**** DATA SECTION

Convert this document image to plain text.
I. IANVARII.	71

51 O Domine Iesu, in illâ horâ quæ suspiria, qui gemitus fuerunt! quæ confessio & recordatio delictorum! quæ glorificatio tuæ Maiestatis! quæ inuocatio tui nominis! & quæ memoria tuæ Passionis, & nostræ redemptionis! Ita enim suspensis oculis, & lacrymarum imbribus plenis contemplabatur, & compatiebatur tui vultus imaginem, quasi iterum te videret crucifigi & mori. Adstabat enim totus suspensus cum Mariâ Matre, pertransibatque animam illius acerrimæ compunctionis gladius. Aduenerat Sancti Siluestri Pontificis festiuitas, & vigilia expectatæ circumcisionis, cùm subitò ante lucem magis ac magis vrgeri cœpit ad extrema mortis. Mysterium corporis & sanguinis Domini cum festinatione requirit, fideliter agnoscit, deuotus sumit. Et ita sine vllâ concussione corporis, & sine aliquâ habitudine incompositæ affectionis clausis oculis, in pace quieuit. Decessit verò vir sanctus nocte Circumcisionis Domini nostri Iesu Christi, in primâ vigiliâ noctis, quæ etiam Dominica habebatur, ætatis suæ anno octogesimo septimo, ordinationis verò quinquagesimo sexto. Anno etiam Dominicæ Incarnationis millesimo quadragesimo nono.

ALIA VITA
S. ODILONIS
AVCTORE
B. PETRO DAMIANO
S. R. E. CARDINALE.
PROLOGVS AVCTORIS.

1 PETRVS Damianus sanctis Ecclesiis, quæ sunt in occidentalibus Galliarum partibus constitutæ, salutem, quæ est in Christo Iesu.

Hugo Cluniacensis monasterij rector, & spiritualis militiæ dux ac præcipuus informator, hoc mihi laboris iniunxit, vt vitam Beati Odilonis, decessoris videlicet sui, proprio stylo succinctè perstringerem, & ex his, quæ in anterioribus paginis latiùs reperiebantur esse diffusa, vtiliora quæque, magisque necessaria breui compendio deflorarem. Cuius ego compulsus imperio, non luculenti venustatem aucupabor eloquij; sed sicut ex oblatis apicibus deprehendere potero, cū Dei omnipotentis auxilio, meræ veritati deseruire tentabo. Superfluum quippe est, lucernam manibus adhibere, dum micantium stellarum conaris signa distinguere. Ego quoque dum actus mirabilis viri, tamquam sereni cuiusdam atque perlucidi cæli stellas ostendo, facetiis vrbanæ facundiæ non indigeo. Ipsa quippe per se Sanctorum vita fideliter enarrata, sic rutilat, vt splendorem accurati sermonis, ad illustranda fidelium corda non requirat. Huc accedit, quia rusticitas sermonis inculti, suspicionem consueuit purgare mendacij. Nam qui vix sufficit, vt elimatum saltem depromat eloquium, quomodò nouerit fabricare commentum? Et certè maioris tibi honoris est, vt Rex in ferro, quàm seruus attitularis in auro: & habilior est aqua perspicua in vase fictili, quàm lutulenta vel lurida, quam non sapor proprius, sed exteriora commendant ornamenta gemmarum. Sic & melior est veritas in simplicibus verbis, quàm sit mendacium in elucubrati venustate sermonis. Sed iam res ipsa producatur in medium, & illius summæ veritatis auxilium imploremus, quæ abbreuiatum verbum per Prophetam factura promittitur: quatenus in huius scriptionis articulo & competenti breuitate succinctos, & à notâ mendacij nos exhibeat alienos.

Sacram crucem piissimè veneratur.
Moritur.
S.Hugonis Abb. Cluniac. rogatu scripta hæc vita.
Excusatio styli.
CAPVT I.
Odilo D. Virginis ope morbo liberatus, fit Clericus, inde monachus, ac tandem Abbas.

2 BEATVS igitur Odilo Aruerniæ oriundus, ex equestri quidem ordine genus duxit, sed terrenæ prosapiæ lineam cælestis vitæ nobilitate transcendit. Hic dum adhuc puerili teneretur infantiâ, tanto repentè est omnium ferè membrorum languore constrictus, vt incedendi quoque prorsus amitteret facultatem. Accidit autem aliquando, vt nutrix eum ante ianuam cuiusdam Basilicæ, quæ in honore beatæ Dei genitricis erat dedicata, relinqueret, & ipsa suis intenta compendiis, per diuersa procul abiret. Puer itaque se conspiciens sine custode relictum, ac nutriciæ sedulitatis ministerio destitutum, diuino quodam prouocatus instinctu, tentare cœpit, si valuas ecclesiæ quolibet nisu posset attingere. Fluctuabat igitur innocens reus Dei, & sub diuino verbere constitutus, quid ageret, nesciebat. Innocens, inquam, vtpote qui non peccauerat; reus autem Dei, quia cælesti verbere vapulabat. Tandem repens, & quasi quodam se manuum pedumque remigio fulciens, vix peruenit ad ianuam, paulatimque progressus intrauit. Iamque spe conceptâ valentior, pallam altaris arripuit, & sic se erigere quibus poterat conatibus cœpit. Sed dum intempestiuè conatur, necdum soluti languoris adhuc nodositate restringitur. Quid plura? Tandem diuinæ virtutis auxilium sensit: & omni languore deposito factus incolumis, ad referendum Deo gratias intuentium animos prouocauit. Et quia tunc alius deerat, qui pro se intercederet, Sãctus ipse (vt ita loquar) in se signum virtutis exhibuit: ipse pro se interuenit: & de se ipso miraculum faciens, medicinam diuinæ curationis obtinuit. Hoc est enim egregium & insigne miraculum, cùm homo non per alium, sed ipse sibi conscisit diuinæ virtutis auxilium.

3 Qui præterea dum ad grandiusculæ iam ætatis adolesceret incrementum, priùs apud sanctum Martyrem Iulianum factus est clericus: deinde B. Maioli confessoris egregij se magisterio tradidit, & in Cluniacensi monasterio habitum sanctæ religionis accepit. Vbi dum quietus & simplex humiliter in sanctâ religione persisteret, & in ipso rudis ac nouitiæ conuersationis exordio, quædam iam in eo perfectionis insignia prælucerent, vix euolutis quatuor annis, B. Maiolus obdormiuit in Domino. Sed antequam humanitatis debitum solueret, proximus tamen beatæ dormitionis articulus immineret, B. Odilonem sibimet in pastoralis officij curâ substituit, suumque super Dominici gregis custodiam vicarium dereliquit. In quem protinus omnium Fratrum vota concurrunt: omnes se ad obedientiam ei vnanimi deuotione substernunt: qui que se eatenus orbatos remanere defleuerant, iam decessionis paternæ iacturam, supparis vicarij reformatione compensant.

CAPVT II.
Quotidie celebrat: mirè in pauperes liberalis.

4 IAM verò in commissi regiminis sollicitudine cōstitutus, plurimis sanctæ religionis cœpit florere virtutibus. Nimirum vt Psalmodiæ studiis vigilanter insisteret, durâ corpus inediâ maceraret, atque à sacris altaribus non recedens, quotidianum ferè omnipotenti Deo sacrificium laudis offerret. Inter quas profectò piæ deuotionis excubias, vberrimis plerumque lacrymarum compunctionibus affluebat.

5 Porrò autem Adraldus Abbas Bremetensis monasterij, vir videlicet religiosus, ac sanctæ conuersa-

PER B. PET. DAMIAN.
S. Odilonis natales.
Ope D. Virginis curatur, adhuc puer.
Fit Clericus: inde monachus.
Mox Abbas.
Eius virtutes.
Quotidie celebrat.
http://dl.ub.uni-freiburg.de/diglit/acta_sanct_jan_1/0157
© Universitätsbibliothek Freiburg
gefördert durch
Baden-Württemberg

********

TO DO
Every line of the material must be returned exactly as it appears.

WRITTEN ANSWER
Convert this document image to plain text.
I. IANVARII.	71

51 O Domine Iesu, in illâ horâ quæ suspiria, qui gemitus fuerunt! quæ confessio & recordatio delictorum! quæ glorificatio tuæ Maiestatis! quæ inuocatio tui nominis! & quæ memoria tuæ Passionis, & nostræ redemptionis! Ita enim suspensis oculis, & lacrymarum imbribus plenis contemplabatur, & compatiebatur tui vultus imaginem, quasi iterum te videret crucifigi & mori. Adstabat enim totus suspensus cum Mariâ Matre, pertransibatque animam illius acerrimæ compunctionis gladius. Aduenerat Sancti Siluestri Pontificis festiuitas, & vigilia expectatæ circumcisionis, cùm subitò ante lucem magis ac magis vrgeri cœpit ad extrema mortis. Mysterium corporis & sanguinis Domini cum festinatione requirit, fideliter agnoscit, deuotus sumit. Et ita sine vllâ concussione corporis, & sine aliquâ habitudine incompositæ affectionis clausis oculis, in pace quieuit. Decessit verò vir sanctus nocte Circumcisionis Domini nostri Iesu Christi, in primâ vigiliâ noctis, quæ etiam Dominica habebatur, ætatis suæ anno octogesimo septimo, ordinationis verò quinquagesimo sexto. Anno etiam Dominicæ Incarnationis millesimo quadragesimo nono.

ALIA VITA
S. ODILONIS
AVCTORE
B. PETRO DAMIANO
S. R. E. CARDINALE.
PROLOGVS AVCTORIS.

1 PETRVS Damianus sanctis Ecclesiis, quæ sunt in occidentalibus Galliarum partibus constitutæ, salutem, quæ est in Christo Iesu.

Hugo Cluniacensis monasterij rector, & spiritualis militiæ dux ac præcipuus informator, hoc mihi laboris iniunxit, vt vitam Beati Odilonis, decessoris videlicet sui, proprio stylo succinctè perstringerem, & ex his, quæ in anterioribus paginis latiùs reperiebantur esse diffusa, vtiliora quæque, magisque necessaria breui compendio deflorarem. Cuius ego compulsus imperio, non luculenti venustatem aucupabor eloquij; sed sicut ex oblatis apicibus deprehendere potero, cū Dei omnipotentis auxilio, meræ veritati deseruire tentabo. Superfluum quippe est, lucernam manibus adhibere, dum micantium stellarum conaris signa distinguere. Ego quoque dum actus mirabilis viri, tamquam sereni cuiusdam atque perlucidi cæli stellas ostendo, facetiis vrbanæ facundiæ non indigeo. Ipsa quippe per se Sanctorum vita fideliter enarrata, sic rutilat, vt splendorem accurati sermonis, ad illustranda fidelium corda non requirat. Huc accedit, quia rusticitas sermonis inculti, suspicionem consueuit purgare mendacij. Nam qui vix sufficit, vt elimatum saltem depromat eloquium, quomodò nouerit fabricare commentum? Et certè maioris tibi honoris est, vt Rex in ferro, quàm seruus attitularis in auro: & habilior est aqua perspicua in vase fictili, quàm lutulenta vel lurida, quam non sapor proprius, sed exteriora commendant ornamenta gemmarum. Sic & melior est veritas in simplicibus verbis, quàm sit mendacium in elucubrati venustate sermonis. Sed iam res ipsa producatur in medium, & illius summæ veritatis auxilium imploremus, quæ abbreuiatum verbum per Prophetam factura promittitur: quatenus in huius scriptionis articulo & competenti breuitate succinctos, & à notâ mendacij nos exhibeat alienos.

Sacram crucem piissimè veneratur.
Moritur.
S.Hugonis Abb. Cluniac. rogatu scripta hæc vita.
Excusatio styli.
CAPVT I.
Odilo D. Virginis ope morbo liberatus, fit Clericus, inde monachus, ac tandem Abbas.

2 BEATVS igitur Odilo Aruerniæ oriundus, ex equestri quidem ordine genus duxit, sed terrenæ prosapiæ lineam cælestis vitæ nobilitate transcendit. Hic dum adhuc puerili teneretur infantiâ, tanto repentè est omnium ferè membrorum languore constrictus, vt incedendi quoque prorsus amitteret facultatem. Accidit autem aliquando, vt nutrix eum ante ianuam cuiusdam Basilicæ, quæ in honore beatæ Dei genitricis erat dedicata, relinqueret, & ipsa suis intenta compendiis, per diuersa procul abiret. Puer itaque se conspiciens sine custode relictum, ac nutriciæ sedulitatis ministerio destitutum, diuino quodam prouocatus instinctu, tentare cœpit, si valuas ecclesiæ quolibet nisu posset attingere. Fluctuabat igitur innocens reus Dei, & sub diuino verbere constitutus, quid ageret, nesciebat. Innocens, inquam, vtpote qui non peccauerat; reus autem Dei, quia cælesti verbere vapulabat. Tandem repens, & quasi quodam se manuum pedumque remigio fulciens, vix peruenit ad ianuam, paulatimque progressus intrauit. Iamque spe conceptâ valentior, pallam altaris arripuit, & sic se erigere quibus poterat conatibus cœpit. Sed dum intempestiuè conatur, necdum soluti languoris adhuc nodositate restringitur. Quid plura? Tandem diuinæ virtutis auxilium sensit: & omni languore deposito factus incolumis, ad referendum Deo gratias intuentium animos prouocauit. Et quia tunc alius deerat, qui pro se intercederet, Sãctus ipse (vt ita loquar) in se signum virtutis exhibuit: ipse pro se interuenit: & de se ipso miraculum faciens, medicinam diuinæ curationis obtinuit. Hoc est enim egregium & insigne miraculum, cùm homo non per alium, sed ipse sibi conscisit diuinæ virtutis auxilium.

3 Qui præterea dum ad grandiusculæ iam ætatis adolesceret incrementum, priùs apud sanctum Martyrem Iulianum factus est clericus: deinde B. Maioli confessoris egregij se magisterio tradidit, & in Cluniacensi monasterio habitum sanctæ religionis accepit. Vbi dum quietus & simplex humiliter in sanctâ religione persisteret, & in ipso rudis ac nouitiæ conuersationis exordio, quædam iam in eo perfectionis insignia prælucerent, vix euolutis quatuor annis, B. Maiolus obdormiuit in Domino. Sed antequam humanitatis debitum solueret, proximus tamen beatæ dormitionis articulus immineret, B. Odilonem sibimet in pastoralis officij curâ substituit, suumque super Dominici gregis custodiam vicarium dereliquit. In quem protinus omnium Fratrum vota concurrunt: omnes se ad obedientiam ei vnanimi deuotione substernunt: qui que se eatenus orbatos remanere defleuerant, iam decessionis paternæ iacturam, supparis vicarij reformatione compensant.

CAPVT II.
Quotidie celebrat: mirè in pauperes liberalis.

4 IAM verò in commissi regiminis sollicitudine cōstitutus, plurimis sanctæ religionis cœpit florere virtutibus. Nimirum vt Psalmodiæ studiis vigilanter insisteret, durâ corpus inediâ maceraret, atque à sacris altaribus non recedens, quotidianum ferè omnipotenti Deo sacrificium laudis offerret. Inter quas profectò piæ deuotionis excubias, vberrimis plerumque lacrymarum compunctionibus affluebat.

5 Porrò autem Adraldus Abbas Bremetensis monasterij, vir videlicet religiosus, ac sanctæ conuersa-

PER B. PET. DAMIAN.
S. Odilonis natales.
Ope D. Virginis curatur, adhuc puer.
Fit Clericus: inde monachus.
Mox Abbas.
Eius virtutes.
Quotidie celebrat.
http://dl.ub.uni-freiburg.de/diglit/acta_sanct_jan_1/0157
© Universitätsbibliothek Freiburg
gefördert durch
Baden-Württemberg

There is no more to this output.